What follows is a listing. Return every line of it exactly.
━━━━━━━━━━━━━━━━━━━━
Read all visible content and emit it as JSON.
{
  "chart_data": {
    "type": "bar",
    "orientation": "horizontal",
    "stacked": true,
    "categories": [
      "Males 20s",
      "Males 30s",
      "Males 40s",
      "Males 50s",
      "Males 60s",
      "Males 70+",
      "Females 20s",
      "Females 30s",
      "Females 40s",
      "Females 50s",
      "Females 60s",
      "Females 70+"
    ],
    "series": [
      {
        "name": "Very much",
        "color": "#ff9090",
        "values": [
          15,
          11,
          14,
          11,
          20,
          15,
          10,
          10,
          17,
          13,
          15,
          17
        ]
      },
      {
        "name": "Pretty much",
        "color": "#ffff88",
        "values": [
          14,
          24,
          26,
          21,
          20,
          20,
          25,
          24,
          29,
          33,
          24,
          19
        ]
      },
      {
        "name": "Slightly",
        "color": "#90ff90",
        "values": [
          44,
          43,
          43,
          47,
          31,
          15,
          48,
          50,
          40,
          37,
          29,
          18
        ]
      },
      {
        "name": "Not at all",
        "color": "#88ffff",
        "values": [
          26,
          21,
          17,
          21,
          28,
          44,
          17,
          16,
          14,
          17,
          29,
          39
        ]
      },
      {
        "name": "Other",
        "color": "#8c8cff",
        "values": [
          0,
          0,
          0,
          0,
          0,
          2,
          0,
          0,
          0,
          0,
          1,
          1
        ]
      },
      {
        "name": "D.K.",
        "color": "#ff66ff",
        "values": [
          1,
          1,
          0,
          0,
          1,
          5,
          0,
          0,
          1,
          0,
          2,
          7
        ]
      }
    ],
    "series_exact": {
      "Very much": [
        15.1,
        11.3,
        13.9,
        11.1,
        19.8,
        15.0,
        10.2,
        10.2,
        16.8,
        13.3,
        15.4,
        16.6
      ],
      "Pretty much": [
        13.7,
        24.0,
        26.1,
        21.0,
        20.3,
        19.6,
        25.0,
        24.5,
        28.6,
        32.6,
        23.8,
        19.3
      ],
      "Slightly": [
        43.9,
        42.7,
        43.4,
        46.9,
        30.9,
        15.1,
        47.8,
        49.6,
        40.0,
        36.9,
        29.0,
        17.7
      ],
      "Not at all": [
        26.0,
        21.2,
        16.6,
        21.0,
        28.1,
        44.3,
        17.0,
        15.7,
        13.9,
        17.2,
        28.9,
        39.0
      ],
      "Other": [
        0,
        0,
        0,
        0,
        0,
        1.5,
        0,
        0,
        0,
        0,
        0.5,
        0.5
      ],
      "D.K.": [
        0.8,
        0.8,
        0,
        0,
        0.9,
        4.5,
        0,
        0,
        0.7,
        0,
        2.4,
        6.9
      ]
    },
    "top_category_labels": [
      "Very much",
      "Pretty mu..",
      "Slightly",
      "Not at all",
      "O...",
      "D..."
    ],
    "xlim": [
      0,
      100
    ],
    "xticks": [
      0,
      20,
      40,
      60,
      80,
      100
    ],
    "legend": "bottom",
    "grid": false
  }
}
━━━━━━━━━━━━━━━━━━━━
§ Final result
Read all visible content and emit it as JSON.
{
  "chart_data": {
    "type": "bar",
    "orientation": "horizontal",
    "stacked": true,
    "categories": [
      "Males 20s",
      "Males 30s",
      "Males 40s",
      "Males 50s",
      "Males 60s",
      "Males 70+",
      "Females 20s",
      "Females 30s",
      "Females 40s",
      "Females 50s",
      "Females 60s",
      "Females 70+"
    ],
    "series": [
      {
        "name": "Very much",
        "color": "#ff9090",
        "values": [
          15,
          11,
          14,
          11,
          20,
          15,
          10,
          10,
          17,
          13,
          15,
          17
        ]
      },
      {
        "name": "Pretty much",
        "color": "#ffff88",
        "values": [
          14,
          24,
          26,
          21,
          20,
          20,
          25,
          24,
          29,
          33,
          24,
          19
        ]
      },
      {
        "name": "Slightly",
        "color": "#90ff90",
        "values": [
          44,
          43,
          43,
          47,
          31,
          15,
          48,
          50,
          40,
          37,
          29,
          18
        ]
      },
      {
        "name": "Not at all",
        "color": "#88ffff",
        "values": [
          26,
          21,
          17,
          21,
          28,
          44,
          17,
          16,
          14,
          17,
          29,
          39
        ]
      },
      {
        "name": "Other",
        "color": "#8c8cff",
        "values": [
          0,
          0,
          0,
          0,
          0,
          2,
          0,
          0,
          0,
          0,
          1,
          1
        ]
      },
      {
        "name": "D.K.",
        "color": "#ff66ff",
        "values": [
          1,
          1,
          0,
          0,
          1,
          5,
          0,
          0,
          1,
          0,
          2,
          7
        ]
      }
    ],
    "series_exact": {
      "Very much": [
        15.1,
        11.3,
        13.9,
        11.1,
        19.8,
        15.0,
        10.2,
        10.2,
        16.8,
        13.3,
        15.4,
        16.6
      ],
      "Pretty much": [
        13.7,
        24.0,
        26.1,
        21.0,
        20.3,
        19.6,
        25.0,
        24.5,
        28.6,
        32.6,
        23.8,
        19.3
      ],
      "Slightly": [
        43.9,
        42.7,
        43.4,
        46.9,
        30.9,
        15.1,
        47.8,
        49.6,
        40.0,
        36.9,
        29.0,
        17.7
      ],
      "Not at all": [
        26.0,
        21.2,
        16.6,
        21.0,
        28.1,
        44.3,
        17.0,
        15.7,
        13.9,
        17.2,
        28.9,
        39.0
      ],
      "Other": [
        0,
        0,
        0,
        0,
        0,
        1.5,
        0,
        0,
        0,
        0,
        0.5,
        0.5
      ],
      "D.K.": [
        0.8,
        0.8,
        0,
        0,
        0.9,
        4.5,
        0,
        0,
        0.7,
        0,
        2.4,
        6.9
      ]
    },
    "top_category_labels": [
      "Very much",
      "Pretty mu..",
      "Slightly",
      "Not at all",
      "O...",
      "D..."
    ],
    "xlim": [
      0,
      100
    ],
    "xticks": [
      0,
      20,
      40,
      60,
      80,
      100
    ],
    "legend": "bottom",
    "grid": false
  }
}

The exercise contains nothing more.